— WHAT THE TASK ASKS —
Print each line exactly as it is given.

Items listed in a dataset:
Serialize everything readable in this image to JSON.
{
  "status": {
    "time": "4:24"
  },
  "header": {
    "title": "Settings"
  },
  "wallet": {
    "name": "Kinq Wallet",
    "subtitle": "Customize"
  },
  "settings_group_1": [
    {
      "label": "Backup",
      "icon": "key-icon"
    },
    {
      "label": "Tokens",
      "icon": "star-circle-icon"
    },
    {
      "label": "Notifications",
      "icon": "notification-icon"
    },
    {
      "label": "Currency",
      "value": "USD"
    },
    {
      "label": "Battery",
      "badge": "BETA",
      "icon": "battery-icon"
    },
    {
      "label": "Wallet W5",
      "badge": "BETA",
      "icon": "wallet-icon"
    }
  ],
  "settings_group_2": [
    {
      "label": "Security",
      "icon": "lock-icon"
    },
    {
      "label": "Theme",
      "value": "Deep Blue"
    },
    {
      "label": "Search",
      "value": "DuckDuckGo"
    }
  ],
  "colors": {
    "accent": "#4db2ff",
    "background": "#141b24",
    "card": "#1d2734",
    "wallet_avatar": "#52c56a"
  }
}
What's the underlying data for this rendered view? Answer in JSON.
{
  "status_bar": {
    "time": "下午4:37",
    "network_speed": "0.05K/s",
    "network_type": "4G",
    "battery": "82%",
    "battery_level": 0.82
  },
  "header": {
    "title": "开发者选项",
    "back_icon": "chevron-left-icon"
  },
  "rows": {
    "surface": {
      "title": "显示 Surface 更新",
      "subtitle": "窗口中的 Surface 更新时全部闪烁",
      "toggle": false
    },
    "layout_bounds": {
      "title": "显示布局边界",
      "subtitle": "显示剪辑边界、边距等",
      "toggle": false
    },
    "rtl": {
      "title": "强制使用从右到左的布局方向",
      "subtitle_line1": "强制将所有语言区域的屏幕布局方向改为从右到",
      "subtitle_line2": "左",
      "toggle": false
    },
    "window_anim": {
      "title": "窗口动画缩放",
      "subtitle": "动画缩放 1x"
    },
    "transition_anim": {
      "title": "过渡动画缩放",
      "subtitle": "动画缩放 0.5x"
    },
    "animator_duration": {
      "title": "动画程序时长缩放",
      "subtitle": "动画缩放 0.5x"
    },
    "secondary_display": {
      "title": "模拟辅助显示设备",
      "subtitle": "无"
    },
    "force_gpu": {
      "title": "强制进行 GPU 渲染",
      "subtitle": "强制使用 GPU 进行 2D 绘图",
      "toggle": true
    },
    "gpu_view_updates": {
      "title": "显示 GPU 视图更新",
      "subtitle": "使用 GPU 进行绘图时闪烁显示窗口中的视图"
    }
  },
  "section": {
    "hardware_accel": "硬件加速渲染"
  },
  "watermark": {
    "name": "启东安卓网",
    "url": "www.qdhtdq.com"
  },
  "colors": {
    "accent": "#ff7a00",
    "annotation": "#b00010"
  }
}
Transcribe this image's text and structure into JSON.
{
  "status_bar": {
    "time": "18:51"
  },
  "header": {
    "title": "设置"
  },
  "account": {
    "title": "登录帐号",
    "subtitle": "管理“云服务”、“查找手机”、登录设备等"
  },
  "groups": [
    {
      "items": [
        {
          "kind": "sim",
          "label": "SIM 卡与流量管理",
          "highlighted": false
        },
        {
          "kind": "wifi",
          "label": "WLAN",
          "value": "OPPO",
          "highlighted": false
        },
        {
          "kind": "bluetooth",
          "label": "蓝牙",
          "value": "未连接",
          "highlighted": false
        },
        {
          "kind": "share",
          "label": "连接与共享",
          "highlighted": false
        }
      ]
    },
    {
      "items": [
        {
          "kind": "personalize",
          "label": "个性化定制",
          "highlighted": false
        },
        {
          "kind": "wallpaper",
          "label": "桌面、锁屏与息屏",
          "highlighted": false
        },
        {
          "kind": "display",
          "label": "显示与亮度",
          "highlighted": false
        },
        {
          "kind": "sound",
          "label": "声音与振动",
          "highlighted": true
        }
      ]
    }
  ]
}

— FINISHED EXERCISE —
Serialize everything readable in this image to JSON.
{
  "status": {
    "time": "4:24"
  },
  "header": {
    "title": "Settings"
  },
  "wallet": {
    "name": "Kinq Wallet",
    "subtitle": "Customize"
  },
  "settings_group_1": [
    {
      "label": "Backup",
      "icon": "key-icon"
    },
    {
      "label": "Tokens",
      "icon": "star-circle-icon"
    },
    {
      "label": "Notifications",
      "icon": "notification-icon"
    },
    {
      "label": "Currency",
      "value": "USD"
    },
    {
      "label": "Battery",
      "badge": "BETA",
      "icon": "battery-icon"
    },
    {
      "label": "Wallet W5",
      "badge": "BETA",
      "icon": "wallet-icon"
    }
  ],
  "settings_group_2": [
    {
      "label": "Security",
      "icon": "lock-icon"
    },
    {
      "label": "Theme",
      "value": "Deep Blue"
    },
    {
      "label": "Search",
      "value": "DuckDuckGo"
    }
  ],
  "colors": {
    "accent": "#4db2ff",
    "background": "#141b24",
    "card": "#1d2734",
    "wallet_avatar": "#52c56a"
  }
}
What's the underlying data for this rendered view? Answer in JSON.
{
  "status_bar": {
    "time": "下午4:37",
    "network_speed": "0.05K/s",
    "network_type": "4G",
    "battery": "82%",
    "battery_level": 0.82
  },
  "header": {
    "title": "开发者选项",
    "back_icon": "chevron-left-icon"
  },
  "rows": {
    "surface": {
      "title": "显示 Surface 更新",
      "subtitle": "窗口中的 Surface 更新时全部闪烁",
      "toggle": false
    },
    "layout_bounds": {
      "title": "显示布局边界",
      "subtitle": "显示剪辑边界、边距等",
      "toggle": false
    },
    "rtl": {
      "title": "强制使用从右到左的布局方向",
      "subtitle_line1": "强制将所有语言区域的屏幕布局方向改为从右到",
      "subtitle_line2": "左",
      "toggle": false
    },
    "window_anim": {
      "title": "窗口动画缩放",
      "subtitle": "动画缩放 1x"
    },
    "transition_anim": {
      "title": "过渡动画缩放",
      "subtitle": "动画缩放 0.5x"
    },
    "animator_duration": {
      "title": "动画程序时长缩放",
      "subtitle": "动画缩放 0.5x"
    },
    "secondary_display": {
      "title": "模拟辅助显示设备",
      "subtitle": "无"
    },
    "force_gpu": {
      "title": "强制进行 GPU 渲染",
      "subtitle": "强制使用 GPU 进行 2D 绘图",
      "toggle": true
    },
    "gpu_view_updates": {
      "title": "显示 GPU 视图更新",
      "subtitle": "使用 GPU 进行绘图时闪烁显示窗口中的视图"
    }
  },
  "section": {
    "hardware_accel": "硬件加速渲染"
  },
  "watermark": {
    "name": "启东安卓网",
    "url": "www.qdhtdq.com"
  },
  "colors": {
    "accent": "#ff7a00",
    "annotation": "#b00010"
  }
}
Transcribe this image's text and structure into JSON.
{
  "status_bar": {
    "time": "18:51"
  },
  "header": {
    "title": "设置"
  },
  "account": {
    "title": "登录帐号",
    "subtitle": "管理“云服务”、“查找手机”、登录设备等"
  },
  "groups": [
    {
      "items": [
        {
          "kind": "sim",
          "label": "SIM 卡与流量管理",
          "highlighted": false
        },
        {
          "kind": "wifi",
          "label": "WLAN",
          "value": "OPPO",
          "highlighted": false
        },
        {
          "kind": "bluetooth",
          "label": "蓝牙",
          "value": "未连接",
          "highlighted": false
        },
        {
          "kind": "share",
          "label": "连接与共享",
          "highlighted": false
        }
      ]
    },
    {
      "items": [
        {
          "kind": "personalize",
          "label": "个性化定制",
          "highlighted": false
        },
        {
          "kind": "wallpaper",
          "label": "桌面、锁屏与息屏",
          "highlighted": false
        },
        {
          "kind": "display",
          "label": "显示与亮度",
          "highlighted": false
        },
        {
          "kind": "sound",
          "label": "声音与振动",
          "highlighted": true
        }
      ]
    }
  ]
}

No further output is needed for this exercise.